• Task to complete:
Which lines include the word "Ratios"? Copy each of them.

• Provided data:
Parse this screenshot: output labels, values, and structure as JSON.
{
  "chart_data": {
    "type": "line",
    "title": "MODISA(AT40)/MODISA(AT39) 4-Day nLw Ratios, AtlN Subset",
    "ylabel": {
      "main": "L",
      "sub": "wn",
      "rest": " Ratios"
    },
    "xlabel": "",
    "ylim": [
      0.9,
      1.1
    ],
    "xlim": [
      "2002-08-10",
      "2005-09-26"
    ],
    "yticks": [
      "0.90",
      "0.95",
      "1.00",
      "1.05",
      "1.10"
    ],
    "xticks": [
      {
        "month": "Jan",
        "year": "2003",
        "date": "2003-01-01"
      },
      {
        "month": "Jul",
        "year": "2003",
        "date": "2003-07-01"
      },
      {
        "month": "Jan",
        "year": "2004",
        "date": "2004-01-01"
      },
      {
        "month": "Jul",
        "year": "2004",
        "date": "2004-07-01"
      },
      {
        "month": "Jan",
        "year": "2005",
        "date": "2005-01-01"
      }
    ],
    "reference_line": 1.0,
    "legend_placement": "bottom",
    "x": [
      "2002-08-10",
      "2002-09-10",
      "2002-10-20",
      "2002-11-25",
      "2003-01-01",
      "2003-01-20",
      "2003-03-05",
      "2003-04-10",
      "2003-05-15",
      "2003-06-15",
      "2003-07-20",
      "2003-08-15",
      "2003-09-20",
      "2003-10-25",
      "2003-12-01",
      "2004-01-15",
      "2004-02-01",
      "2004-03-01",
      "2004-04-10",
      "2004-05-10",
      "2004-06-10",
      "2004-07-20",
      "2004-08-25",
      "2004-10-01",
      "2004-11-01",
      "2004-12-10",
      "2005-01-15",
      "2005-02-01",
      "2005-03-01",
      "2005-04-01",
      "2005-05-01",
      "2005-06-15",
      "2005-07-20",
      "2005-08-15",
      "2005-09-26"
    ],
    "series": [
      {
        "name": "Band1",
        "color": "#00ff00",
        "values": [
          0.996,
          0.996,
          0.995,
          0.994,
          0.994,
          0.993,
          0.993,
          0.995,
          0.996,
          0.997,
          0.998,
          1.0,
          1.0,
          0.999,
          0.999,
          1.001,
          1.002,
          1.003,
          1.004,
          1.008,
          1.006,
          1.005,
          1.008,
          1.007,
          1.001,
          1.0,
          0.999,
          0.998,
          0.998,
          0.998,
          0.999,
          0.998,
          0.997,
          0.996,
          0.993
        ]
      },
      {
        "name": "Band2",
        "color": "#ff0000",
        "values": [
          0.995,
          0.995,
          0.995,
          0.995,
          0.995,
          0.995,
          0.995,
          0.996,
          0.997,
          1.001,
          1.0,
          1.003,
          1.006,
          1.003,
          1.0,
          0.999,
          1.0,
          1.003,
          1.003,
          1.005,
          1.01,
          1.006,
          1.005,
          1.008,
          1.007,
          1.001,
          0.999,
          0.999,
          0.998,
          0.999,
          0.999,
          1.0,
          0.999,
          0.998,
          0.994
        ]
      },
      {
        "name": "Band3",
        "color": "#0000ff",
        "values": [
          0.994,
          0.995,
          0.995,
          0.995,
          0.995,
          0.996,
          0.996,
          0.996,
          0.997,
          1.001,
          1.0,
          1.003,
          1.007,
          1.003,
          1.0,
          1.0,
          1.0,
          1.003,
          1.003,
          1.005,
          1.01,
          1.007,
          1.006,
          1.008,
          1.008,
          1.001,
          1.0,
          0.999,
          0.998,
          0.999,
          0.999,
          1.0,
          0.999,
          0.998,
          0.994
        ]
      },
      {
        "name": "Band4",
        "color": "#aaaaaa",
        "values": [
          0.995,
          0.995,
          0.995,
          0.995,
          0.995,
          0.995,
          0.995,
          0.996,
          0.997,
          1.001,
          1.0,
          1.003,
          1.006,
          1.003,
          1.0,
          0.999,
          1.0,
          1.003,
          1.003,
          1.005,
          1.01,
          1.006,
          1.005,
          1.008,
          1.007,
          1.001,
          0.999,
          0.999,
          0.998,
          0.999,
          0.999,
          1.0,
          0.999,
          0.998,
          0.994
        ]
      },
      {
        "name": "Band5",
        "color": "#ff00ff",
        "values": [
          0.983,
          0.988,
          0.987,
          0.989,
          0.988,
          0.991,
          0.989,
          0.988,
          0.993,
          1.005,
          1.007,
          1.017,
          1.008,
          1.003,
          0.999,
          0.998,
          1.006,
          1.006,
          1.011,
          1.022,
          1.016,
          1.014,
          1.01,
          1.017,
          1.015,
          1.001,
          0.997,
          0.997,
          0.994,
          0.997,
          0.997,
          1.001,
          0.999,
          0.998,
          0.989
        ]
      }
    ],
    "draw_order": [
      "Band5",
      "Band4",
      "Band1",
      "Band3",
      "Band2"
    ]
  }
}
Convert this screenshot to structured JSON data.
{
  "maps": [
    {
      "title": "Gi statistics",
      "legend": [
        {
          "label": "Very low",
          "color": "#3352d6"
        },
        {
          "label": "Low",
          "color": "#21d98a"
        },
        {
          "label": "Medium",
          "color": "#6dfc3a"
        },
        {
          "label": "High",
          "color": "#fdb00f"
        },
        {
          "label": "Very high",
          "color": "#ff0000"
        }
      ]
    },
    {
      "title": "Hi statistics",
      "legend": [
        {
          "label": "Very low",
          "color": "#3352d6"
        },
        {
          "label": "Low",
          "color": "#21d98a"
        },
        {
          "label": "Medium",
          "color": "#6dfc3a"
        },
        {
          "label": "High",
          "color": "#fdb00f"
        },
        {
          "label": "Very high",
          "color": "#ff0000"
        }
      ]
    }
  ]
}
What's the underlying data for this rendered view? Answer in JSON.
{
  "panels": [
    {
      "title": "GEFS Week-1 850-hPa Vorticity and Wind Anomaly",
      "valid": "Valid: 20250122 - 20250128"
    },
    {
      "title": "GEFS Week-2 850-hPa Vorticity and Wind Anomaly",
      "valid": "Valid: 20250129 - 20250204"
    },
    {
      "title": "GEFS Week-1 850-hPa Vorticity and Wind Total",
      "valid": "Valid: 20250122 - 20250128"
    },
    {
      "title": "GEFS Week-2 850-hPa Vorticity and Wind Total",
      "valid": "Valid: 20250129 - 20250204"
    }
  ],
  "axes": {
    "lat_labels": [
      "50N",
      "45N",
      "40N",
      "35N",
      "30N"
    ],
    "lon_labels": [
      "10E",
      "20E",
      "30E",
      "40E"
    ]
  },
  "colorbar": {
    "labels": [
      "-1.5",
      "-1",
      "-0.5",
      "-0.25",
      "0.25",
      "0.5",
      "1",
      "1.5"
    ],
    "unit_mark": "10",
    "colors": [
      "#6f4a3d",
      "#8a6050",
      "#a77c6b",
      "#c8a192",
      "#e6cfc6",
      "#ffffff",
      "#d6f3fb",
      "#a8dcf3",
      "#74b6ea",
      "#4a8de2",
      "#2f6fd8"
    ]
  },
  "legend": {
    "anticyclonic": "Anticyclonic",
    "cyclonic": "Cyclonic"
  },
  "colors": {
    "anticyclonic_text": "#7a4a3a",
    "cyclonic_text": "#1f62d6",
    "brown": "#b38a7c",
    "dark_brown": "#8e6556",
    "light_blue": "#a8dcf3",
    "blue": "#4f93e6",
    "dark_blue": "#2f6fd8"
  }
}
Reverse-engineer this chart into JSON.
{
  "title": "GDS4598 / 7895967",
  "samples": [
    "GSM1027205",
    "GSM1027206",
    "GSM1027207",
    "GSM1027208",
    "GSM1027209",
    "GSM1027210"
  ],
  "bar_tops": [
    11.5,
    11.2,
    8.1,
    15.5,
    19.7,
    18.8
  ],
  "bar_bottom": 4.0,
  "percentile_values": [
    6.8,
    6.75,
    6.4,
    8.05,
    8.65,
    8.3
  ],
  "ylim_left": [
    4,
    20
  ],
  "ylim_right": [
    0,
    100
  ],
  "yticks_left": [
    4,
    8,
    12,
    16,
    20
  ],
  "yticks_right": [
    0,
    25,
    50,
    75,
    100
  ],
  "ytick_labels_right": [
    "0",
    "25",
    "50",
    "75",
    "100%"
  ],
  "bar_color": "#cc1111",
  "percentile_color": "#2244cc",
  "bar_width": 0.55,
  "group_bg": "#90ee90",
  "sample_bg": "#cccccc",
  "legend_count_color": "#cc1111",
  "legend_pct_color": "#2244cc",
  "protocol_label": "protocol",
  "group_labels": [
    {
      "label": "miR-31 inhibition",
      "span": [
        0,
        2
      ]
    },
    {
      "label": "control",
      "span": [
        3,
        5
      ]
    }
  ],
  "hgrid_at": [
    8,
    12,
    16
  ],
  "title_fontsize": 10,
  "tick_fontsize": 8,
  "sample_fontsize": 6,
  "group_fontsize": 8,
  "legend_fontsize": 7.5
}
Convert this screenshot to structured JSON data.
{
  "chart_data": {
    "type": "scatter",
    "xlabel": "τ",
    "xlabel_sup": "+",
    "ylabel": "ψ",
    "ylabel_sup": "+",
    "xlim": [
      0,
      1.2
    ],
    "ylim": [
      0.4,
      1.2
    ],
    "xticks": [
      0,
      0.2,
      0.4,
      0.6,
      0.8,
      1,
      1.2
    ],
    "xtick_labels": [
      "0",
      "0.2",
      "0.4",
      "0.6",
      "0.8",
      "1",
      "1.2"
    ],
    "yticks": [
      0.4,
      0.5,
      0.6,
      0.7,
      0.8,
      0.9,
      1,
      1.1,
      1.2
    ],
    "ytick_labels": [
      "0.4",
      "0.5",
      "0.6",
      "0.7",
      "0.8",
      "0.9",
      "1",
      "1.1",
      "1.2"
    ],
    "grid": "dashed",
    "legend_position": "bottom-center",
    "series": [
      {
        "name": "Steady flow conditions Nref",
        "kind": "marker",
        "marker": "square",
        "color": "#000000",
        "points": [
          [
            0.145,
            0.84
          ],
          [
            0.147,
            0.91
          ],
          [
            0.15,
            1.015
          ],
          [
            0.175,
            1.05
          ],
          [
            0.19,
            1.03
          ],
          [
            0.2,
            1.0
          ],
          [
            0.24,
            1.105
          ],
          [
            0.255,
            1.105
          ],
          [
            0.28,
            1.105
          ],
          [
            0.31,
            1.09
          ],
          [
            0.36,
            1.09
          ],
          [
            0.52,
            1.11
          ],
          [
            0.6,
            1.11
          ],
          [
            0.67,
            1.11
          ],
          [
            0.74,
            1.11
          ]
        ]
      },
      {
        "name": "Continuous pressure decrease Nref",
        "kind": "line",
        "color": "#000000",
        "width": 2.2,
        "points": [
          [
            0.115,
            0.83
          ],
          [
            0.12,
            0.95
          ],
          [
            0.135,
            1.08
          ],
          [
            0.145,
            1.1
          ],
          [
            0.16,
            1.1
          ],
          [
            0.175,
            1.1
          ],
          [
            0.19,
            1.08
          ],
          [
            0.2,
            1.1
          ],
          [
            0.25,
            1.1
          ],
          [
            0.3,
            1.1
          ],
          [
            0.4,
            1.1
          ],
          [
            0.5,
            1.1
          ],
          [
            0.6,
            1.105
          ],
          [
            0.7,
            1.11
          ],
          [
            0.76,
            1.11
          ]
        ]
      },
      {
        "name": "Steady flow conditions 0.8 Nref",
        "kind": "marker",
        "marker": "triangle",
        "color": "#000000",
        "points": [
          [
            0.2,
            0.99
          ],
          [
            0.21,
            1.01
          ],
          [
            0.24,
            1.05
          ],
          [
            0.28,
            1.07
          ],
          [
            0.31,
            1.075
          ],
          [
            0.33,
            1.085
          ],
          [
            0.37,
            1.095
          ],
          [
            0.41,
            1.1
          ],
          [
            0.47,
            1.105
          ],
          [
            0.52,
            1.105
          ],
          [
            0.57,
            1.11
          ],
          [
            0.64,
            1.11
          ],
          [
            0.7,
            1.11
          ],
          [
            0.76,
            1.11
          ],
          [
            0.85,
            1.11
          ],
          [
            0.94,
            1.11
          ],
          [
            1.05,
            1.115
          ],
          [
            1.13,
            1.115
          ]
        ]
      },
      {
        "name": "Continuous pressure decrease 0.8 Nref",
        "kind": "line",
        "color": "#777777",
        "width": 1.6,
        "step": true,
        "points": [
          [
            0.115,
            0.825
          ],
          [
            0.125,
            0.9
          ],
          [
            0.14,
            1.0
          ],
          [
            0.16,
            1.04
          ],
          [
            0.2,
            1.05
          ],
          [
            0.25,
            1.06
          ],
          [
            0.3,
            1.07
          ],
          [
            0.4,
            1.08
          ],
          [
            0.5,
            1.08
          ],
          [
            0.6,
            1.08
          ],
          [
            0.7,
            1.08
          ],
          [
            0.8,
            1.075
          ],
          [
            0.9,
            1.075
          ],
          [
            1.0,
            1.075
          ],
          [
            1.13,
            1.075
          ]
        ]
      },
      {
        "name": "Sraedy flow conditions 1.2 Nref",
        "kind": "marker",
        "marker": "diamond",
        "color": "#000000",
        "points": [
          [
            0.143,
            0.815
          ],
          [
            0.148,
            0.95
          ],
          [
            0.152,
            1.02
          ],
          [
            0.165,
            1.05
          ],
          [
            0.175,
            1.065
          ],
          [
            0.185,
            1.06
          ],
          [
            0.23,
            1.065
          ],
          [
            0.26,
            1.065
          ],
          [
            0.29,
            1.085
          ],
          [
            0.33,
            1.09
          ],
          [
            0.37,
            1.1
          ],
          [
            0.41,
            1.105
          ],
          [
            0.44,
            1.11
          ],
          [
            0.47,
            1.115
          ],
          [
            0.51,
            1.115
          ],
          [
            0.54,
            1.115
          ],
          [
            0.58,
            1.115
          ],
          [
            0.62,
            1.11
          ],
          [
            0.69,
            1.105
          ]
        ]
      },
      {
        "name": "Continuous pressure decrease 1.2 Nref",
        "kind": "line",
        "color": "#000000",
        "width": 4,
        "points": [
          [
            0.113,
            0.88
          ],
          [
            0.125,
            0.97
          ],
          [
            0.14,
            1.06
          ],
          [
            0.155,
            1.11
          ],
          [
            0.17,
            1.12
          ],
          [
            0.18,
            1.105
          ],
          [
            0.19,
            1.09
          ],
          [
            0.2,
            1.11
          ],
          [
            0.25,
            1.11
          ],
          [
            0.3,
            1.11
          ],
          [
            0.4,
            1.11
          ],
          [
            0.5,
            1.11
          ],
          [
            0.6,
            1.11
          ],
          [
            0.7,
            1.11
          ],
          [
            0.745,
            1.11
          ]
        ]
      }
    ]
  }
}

• Result below:
    "title": "MODISA(AT40)/MODISA(AT39) 4-Day nLw Ratios, AtlN Subset",
      "rest": " Ratios"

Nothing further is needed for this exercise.